[Direction]
State the number of lines that contain the word "JSON", and add nothing else.

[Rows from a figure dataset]
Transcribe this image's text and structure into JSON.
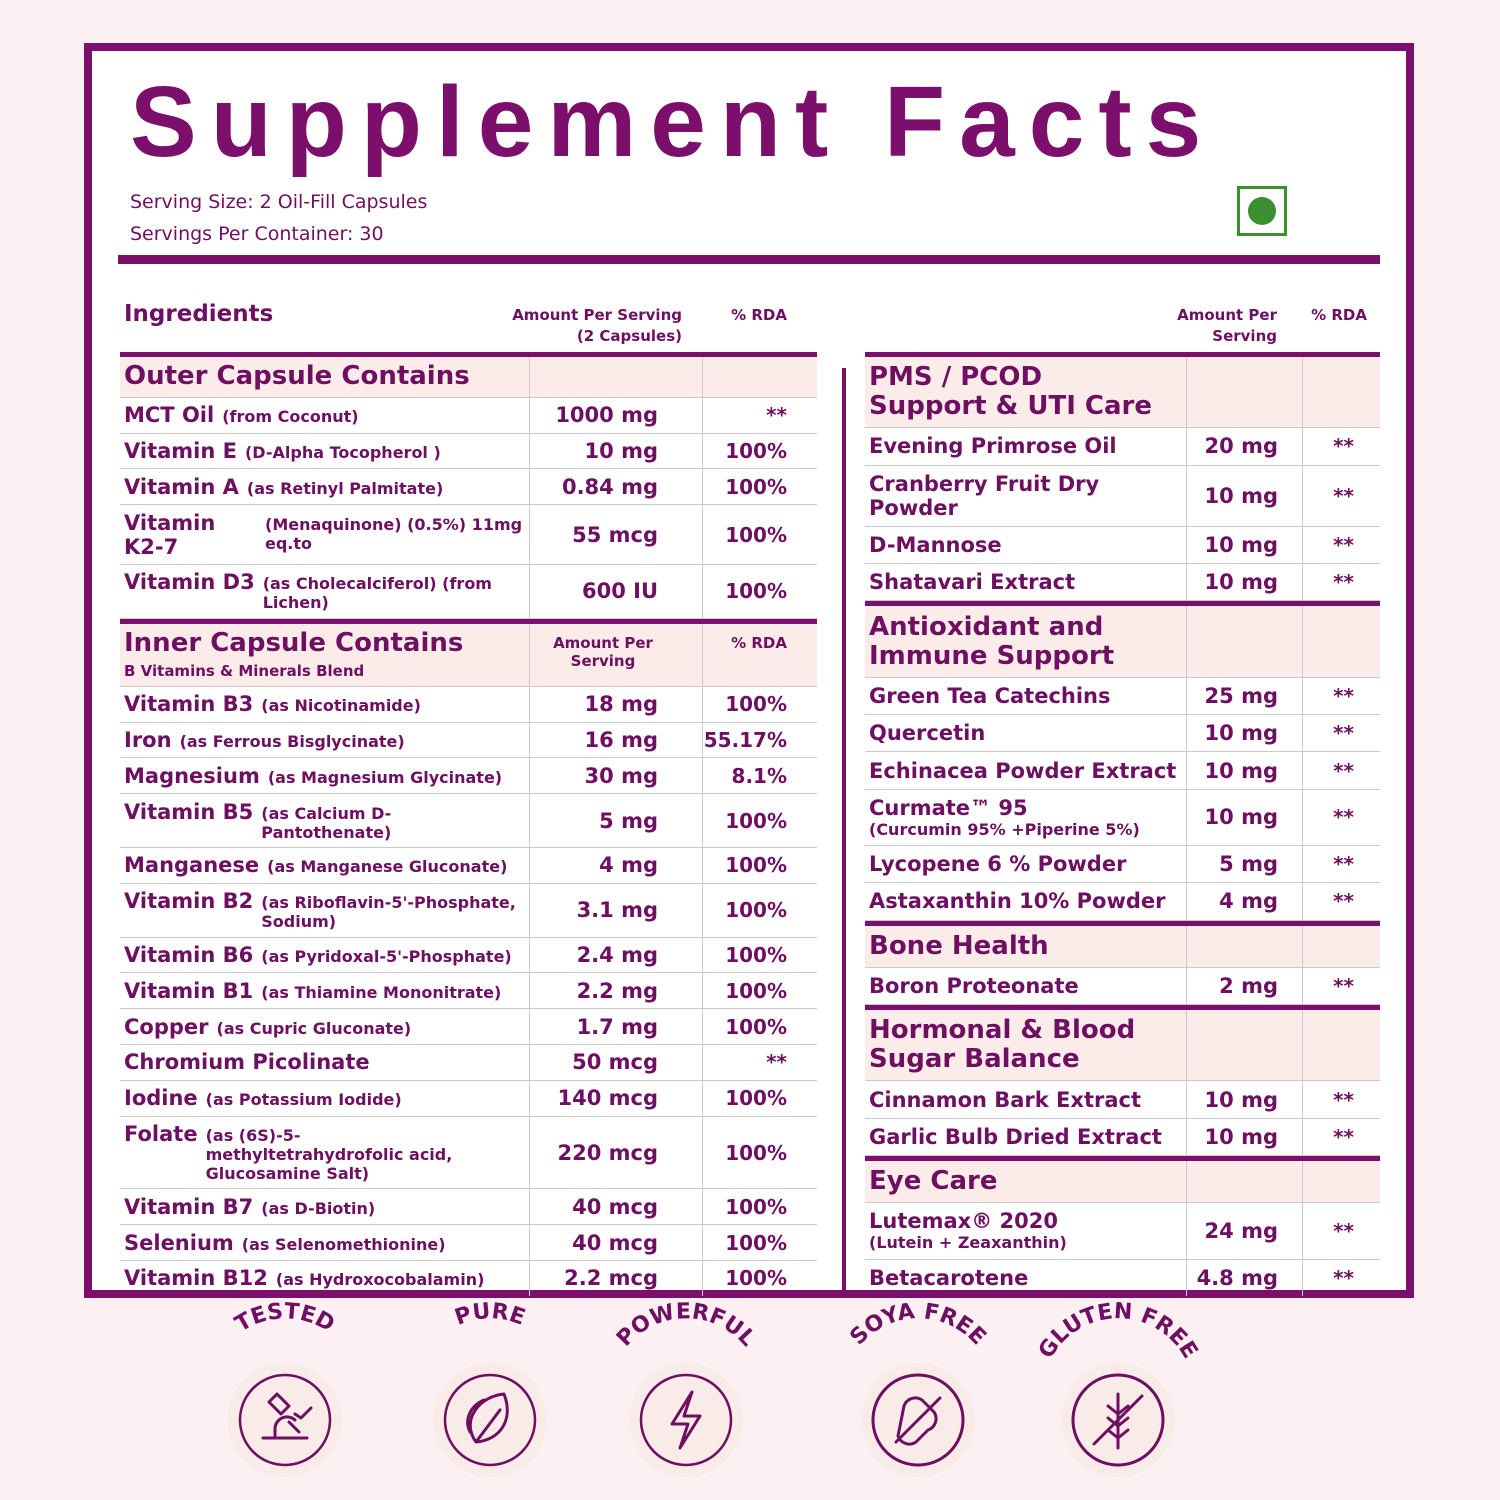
{
  "header": {
    "title": "Supplement Facts",
    "serving_size": "Serving Size: 2 Oil-Fill Capsules",
    "servings_per_container": "Servings Per Container: 30"
  },
  "columns": {
    "ingredients": "Ingredients",
    "left_amount": "Amount Per Serving",
    "left_amount_note": "(2 Capsules)",
    "left_rda": "% RDA",
    "right_amount": "Amount Per Serving",
    "right_rda": "% RDA"
  },
  "left": {
    "sections": [
      {
        "title": "Outer Capsule Contains",
        "rows": [
          {
            "name": "MCT Oil",
            "detail": "(from Coconut)",
            "amount": "1000 mg",
            "rda": "**"
          },
          {
            "name": "Vitamin E",
            "detail": "(D-Alpha Tocopherol )",
            "amount": "10 mg",
            "rda": "100%"
          },
          {
            "name": "Vitamin A",
            "detail": "(as Retinyl Palmitate)",
            "amount": "0.84 mg",
            "rda": "100%"
          },
          {
            "name": "Vitamin K2-7",
            "detail": "(Menaquinone) (0.5%) 11mg eq.to",
            "amount": "55 mcg",
            "rda": "100%"
          },
          {
            "name": "Vitamin D3",
            "detail": "(as Cholecalciferol) (from Lichen)",
            "amount": "600 IU",
            "rda": "100%"
          }
        ]
      },
      {
        "title": "Inner Capsule Contains",
        "subtitle": "B Vitamins & Minerals Blend",
        "amount_label": "Amount Per Serving",
        "rda_label": "% RDA",
        "rows": [
          {
            "name": "Vitamin B3",
            "detail": "(as Nicotinamide)",
            "amount": "18 mg",
            "rda": "100%"
          },
          {
            "name": "Iron",
            "detail": "(as Ferrous Bisglycinate)",
            "amount": "16 mg",
            "rda": "55.17%"
          },
          {
            "name": "Magnesium",
            "detail": "(as Magnesium Glycinate)",
            "amount": "30 mg",
            "rda": "8.1%"
          },
          {
            "name": "Vitamin B5",
            "detail": "(as Calcium D-Pantothenate)",
            "amount": "5 mg",
            "rda": "100%"
          },
          {
            "name": "Manganese",
            "detail": "(as Manganese Gluconate)",
            "amount": "4 mg",
            "rda": "100%"
          },
          {
            "name": "Vitamin B2",
            "detail": "(as Riboflavin-5'-Phosphate, Sodium)",
            "amount": "3.1 mg",
            "rda": "100%"
          },
          {
            "name": "Vitamin B6",
            "detail": "(as Pyridoxal-5'-Phosphate)",
            "amount": "2.4 mg",
            "rda": "100%"
          },
          {
            "name": "Vitamin B1",
            "detail": "(as Thiamine Mononitrate)",
            "amount": "2.2 mg",
            "rda": "100%"
          },
          {
            "name": "Copper",
            "detail": "(as Cupric Gluconate)",
            "amount": "1.7 mg",
            "rda": "100%"
          },
          {
            "name": "Chromium Picolinate",
            "amount": "50 mcg",
            "rda": "**"
          },
          {
            "name": "Iodine",
            "detail": "(as Potassium Iodide)",
            "amount": "140 mcg",
            "rda": "100%"
          },
          {
            "name": "Folate",
            "detail": "(as (6S)-5-methyltetrahydrofolic acid, Glucosamine Salt)",
            "amount": "220 mcg",
            "rda": "100%"
          },
          {
            "name": "Vitamin B7",
            "detail": "(as D-Biotin)",
            "amount": "40 mcg",
            "rda": "100%"
          },
          {
            "name": "Selenium",
            "detail": "(as Selenomethionine)",
            "amount": "40 mcg",
            "rda": "100%"
          },
          {
            "name": "Vitamin B12",
            "detail": "(as Hydroxocobalamin)",
            "amount": "2.2 mcg",
            "rda": "100%"
          }
        ]
      }
    ]
  },
  "right": {
    "sections": [
      {
        "title": "PMS / PCOD Support & UTI Care",
        "rows": [
          {
            "name": "Evening Primrose Oil",
            "amount": "20 mg",
            "rda": "**"
          },
          {
            "name": "Cranberry Fruit Dry Powder",
            "amount": "10 mg",
            "rda": "**"
          },
          {
            "name": "D-Mannose",
            "amount": "10 mg",
            "rda": "**"
          },
          {
            "name": "Shatavari Extract",
            "amount": "10 mg",
            "rda": "**"
          }
        ]
      },
      {
        "title": "Antioxidant and Immune Support",
        "rows": [
          {
            "name": "Green Tea Catechins",
            "amount": "25 mg",
            "rda": "**"
          },
          {
            "name": "Quercetin",
            "amount": "10 mg",
            "rda": "**"
          },
          {
            "name": "Echinacea Powder Extract",
            "amount": "10 mg",
            "rda": "**"
          },
          {
            "name": "Curmate™ 95",
            "detail": "(Curcumin 95% +Piperine 5%)",
            "amount": "10 mg",
            "rda": "**"
          },
          {
            "name": "Lycopene 6 % Powder",
            "amount": "5 mg",
            "rda": "**"
          },
          {
            "name": "Astaxanthin 10% Powder",
            "amount": "4 mg",
            "rda": "**"
          }
        ]
      },
      {
        "title": "Bone Health",
        "rows": [
          {
            "name": "Boron Proteonate",
            "amount": "2 mg",
            "rda": "**"
          }
        ]
      },
      {
        "title": "Hormonal & Blood Sugar Balance",
        "rows": [
          {
            "name": "Cinnamon Bark Extract",
            "amount": "10 mg",
            "rda": "**"
          },
          {
            "name": "Garlic Bulb Dried Extract",
            "amount": "10 mg",
            "rda": "**"
          }
        ]
      },
      {
        "title": "Eye Care",
        "rows": [
          {
            "name": "Lutemax® 2020",
            "detail": "(Lutein + Zeaxanthin)",
            "amount": "24 mg",
            "rda": "**"
          },
          {
            "name": "Betacarotene",
            "amount": "4.8 mg",
            "rda": "**"
          }
        ]
      }
    ]
  },
  "badges": [
    "TESTED",
    "PURE",
    "POWERFUL",
    "SOYA  FREE",
    "GLUTEN FREE"
  ]
}
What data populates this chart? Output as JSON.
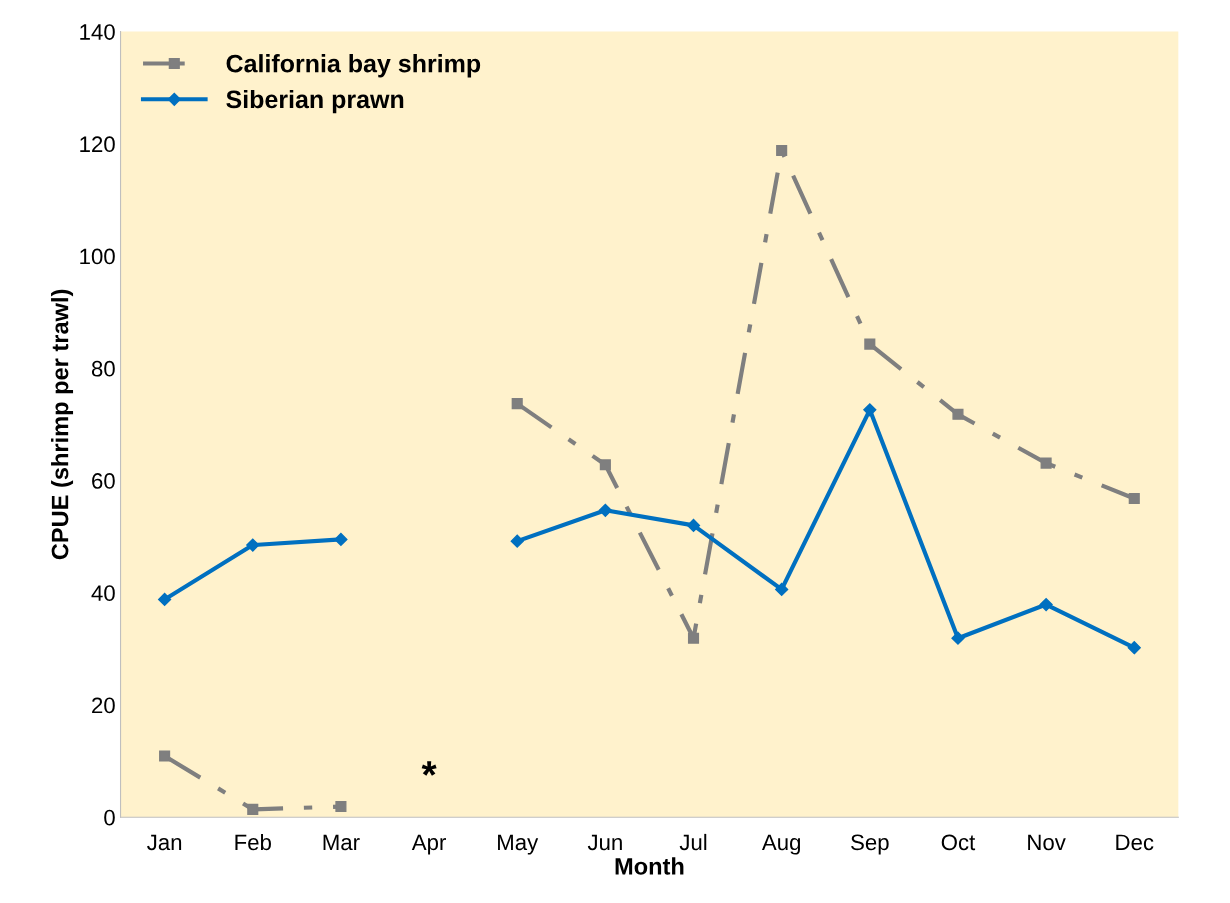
{
  "chart_data": {
    "type": "line",
    "xlabel": "Month",
    "ylabel": "CPUE (shrimp per trawl)",
    "categories": [
      "Jan",
      "Feb",
      "Mar",
      "Apr",
      "May",
      "Jun",
      "Jul",
      "Aug",
      "Sep",
      "Oct",
      "Nov",
      "Dec"
    ],
    "series": [
      {
        "name": "California bay shrimp",
        "color": "#7f7f7f",
        "marker": "square",
        "line_style": "dashed",
        "values": [
          10.9,
          1.4,
          1.9,
          null,
          73.7,
          62.8,
          31.9,
          118.8,
          84.3,
          71.8,
          63.1,
          56.8
        ]
      },
      {
        "name": "Siberian prawn",
        "color": "#0070c0",
        "marker": "diamond",
        "line_style": "solid",
        "values": [
          38.8,
          48.5,
          49.5,
          null,
          49.2,
          54.7,
          52.0,
          40.6,
          72.6,
          31.9,
          37.9,
          30.2
        ]
      }
    ],
    "ylim": [
      0,
      140
    ],
    "yticks": [
      0,
      20,
      40,
      60,
      80,
      100,
      120,
      140
    ],
    "annotations": [
      "*"
    ],
    "grid": false,
    "legend": "top left"
  }
}
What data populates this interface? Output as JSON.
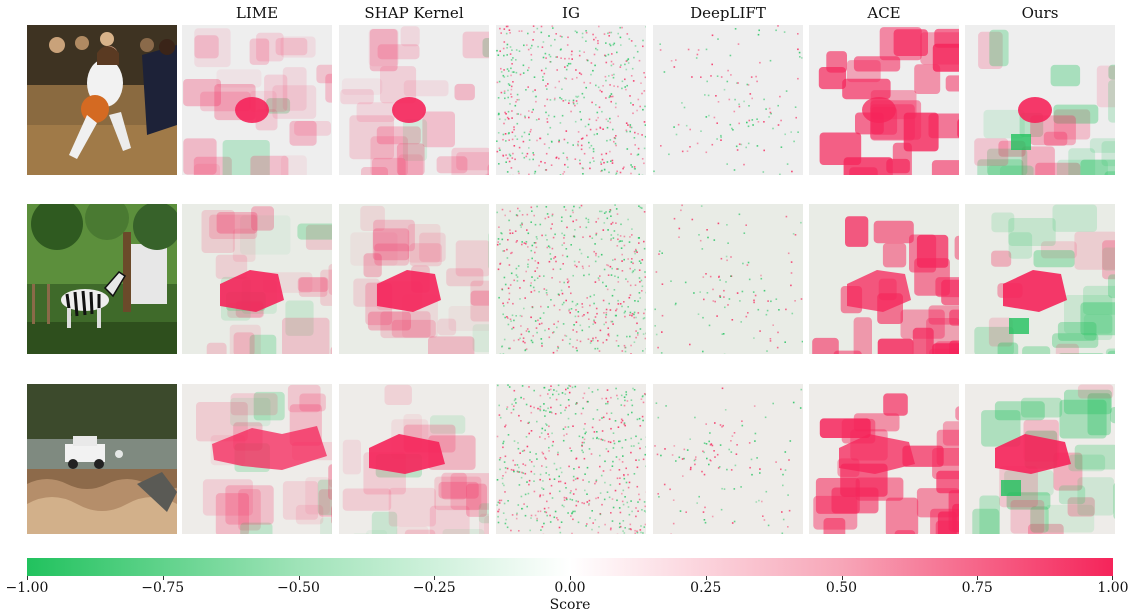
{
  "columns": [
    "LIME",
    "SHAP Kernel",
    "IG",
    "DeepLIFT",
    "ACE",
    "Ours"
  ],
  "rows": [
    {
      "input": "basketball-player",
      "maps": [
        "lime",
        "shap",
        "ig",
        "deeplift",
        "ace",
        "ours"
      ]
    },
    {
      "input": "zebra",
      "maps": [
        "lime",
        "shap",
        "ig",
        "deeplift",
        "ace",
        "ours"
      ]
    },
    {
      "input": "jeep-in-river",
      "maps": [
        "lime",
        "shap",
        "ig",
        "deeplift",
        "ace",
        "ours"
      ]
    }
  ],
  "colorbar": {
    "label": "Score",
    "ticks": [
      {
        "label": "−1.00",
        "value": -1.0
      },
      {
        "label": "−0.75",
        "value": -0.75
      },
      {
        "label": "−0.50",
        "value": -0.5
      },
      {
        "label": "−0.25",
        "value": -0.25
      },
      {
        "label": "0.00",
        "value": 0.0
      },
      {
        "label": "0.25",
        "value": 0.25
      },
      {
        "label": "0.50",
        "value": 0.5
      },
      {
        "label": "0.75",
        "value": 0.75
      },
      {
        "label": "1.00",
        "value": 1.0
      }
    ],
    "colors": {
      "negative": "#21c25e",
      "neutral": "#ffffff",
      "positive": "#f5245a"
    }
  }
}
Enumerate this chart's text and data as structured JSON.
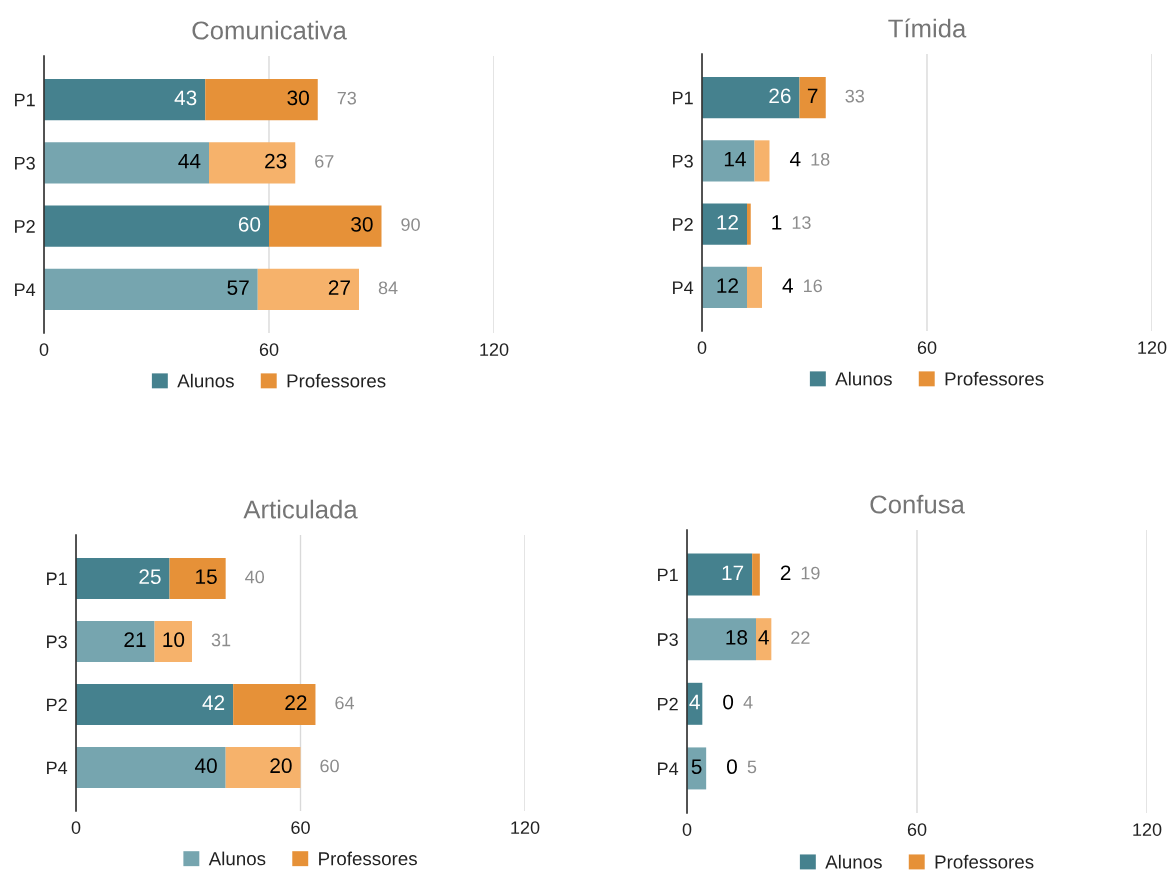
{
  "chart_data": [
    {
      "type": "bar",
      "orientation": "horizontal",
      "stacked": true,
      "title": "Comunicativa",
      "categories": [
        "P1",
        "P3",
        "P2",
        "P4"
      ],
      "series": [
        {
          "name": "Alunos",
          "color": "#45818e",
          "colors": [
            "#45818e",
            "#76a5af",
            "#45818e",
            "#76a5af"
          ],
          "values": [
            43,
            44,
            60,
            57
          ]
        },
        {
          "name": "Professores",
          "color": "#e69138",
          "colors": [
            "#e69138",
            "#f6b26b",
            "#e69138",
            "#f6b26b"
          ],
          "values": [
            30,
            23,
            30,
            27
          ]
        }
      ],
      "xlim": [
        0,
        120
      ],
      "xticks": [
        0,
        60,
        120
      ],
      "grid": "x",
      "legend": "bottom",
      "data_labels": true,
      "totals": [
        "73",
        "67",
        "90",
        "84"
      ]
    },
    {
      "type": "bar",
      "orientation": "horizontal",
      "stacked": true,
      "title": "Tímida",
      "categories": [
        "P1",
        "P3",
        "P2",
        "P4"
      ],
      "series": [
        {
          "name": "Alunos",
          "color": "#45818e",
          "colors": [
            "#45818e",
            "#76a5af",
            "#45818e",
            "#76a5af"
          ],
          "values": [
            26,
            14,
            12,
            12
          ]
        },
        {
          "name": "Professores",
          "color": "#e69138",
          "colors": [
            "#e69138",
            "#f6b26b",
            "#e69138",
            "#f6b26b"
          ],
          "values": [
            7,
            4,
            1,
            4
          ]
        }
      ],
      "xlim": [
        0,
        120
      ],
      "xticks": [
        0,
        60,
        120
      ],
      "grid": "x",
      "legend": "bottom",
      "data_labels": true,
      "totals": [
        "33",
        "18",
        "13",
        "16"
      ]
    },
    {
      "type": "bar",
      "orientation": "horizontal",
      "stacked": true,
      "title": "Articulada",
      "categories": [
        "P1",
        "P3",
        "P2",
        "P4"
      ],
      "series": [
        {
          "name": "Alunos",
          "color": "#76a5af",
          "colors": [
            "#45818e",
            "#76a5af",
            "#45818e",
            "#76a5af"
          ],
          "values": [
            25,
            21,
            42,
            40
          ]
        },
        {
          "name": "Professores",
          "color": "#e69138",
          "colors": [
            "#e69138",
            "#f6b26b",
            "#e69138",
            "#f6b26b"
          ],
          "values": [
            15,
            10,
            22,
            20
          ]
        }
      ],
      "xlim": [
        0,
        120
      ],
      "xticks": [
        0,
        60,
        120
      ],
      "grid": "x",
      "legend": "bottom",
      "data_labels": true,
      "totals": [
        "40",
        "31",
        "64",
        "60"
      ]
    },
    {
      "type": "bar",
      "orientation": "horizontal",
      "stacked": true,
      "title": "Confusa",
      "categories": [
        "P1",
        "P3",
        "P2",
        "P4"
      ],
      "series": [
        {
          "name": "Alunos",
          "color": "#45818e",
          "colors": [
            "#45818e",
            "#76a5af",
            "#45818e",
            "#76a5af"
          ],
          "values": [
            17,
            18,
            4,
            5
          ]
        },
        {
          "name": "Professores",
          "color": "#e69138",
          "colors": [
            "#e69138",
            "#f6b26b",
            "#e69138",
            "#f6b26b"
          ],
          "values": [
            2,
            4,
            0,
            0
          ]
        }
      ],
      "xlim": [
        0,
        120
      ],
      "xticks": [
        0,
        60,
        120
      ],
      "grid": "x",
      "legend": "bottom",
      "data_labels": true,
      "totals": [
        "19",
        "22",
        "4",
        "5"
      ]
    }
  ]
}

[Written response]
4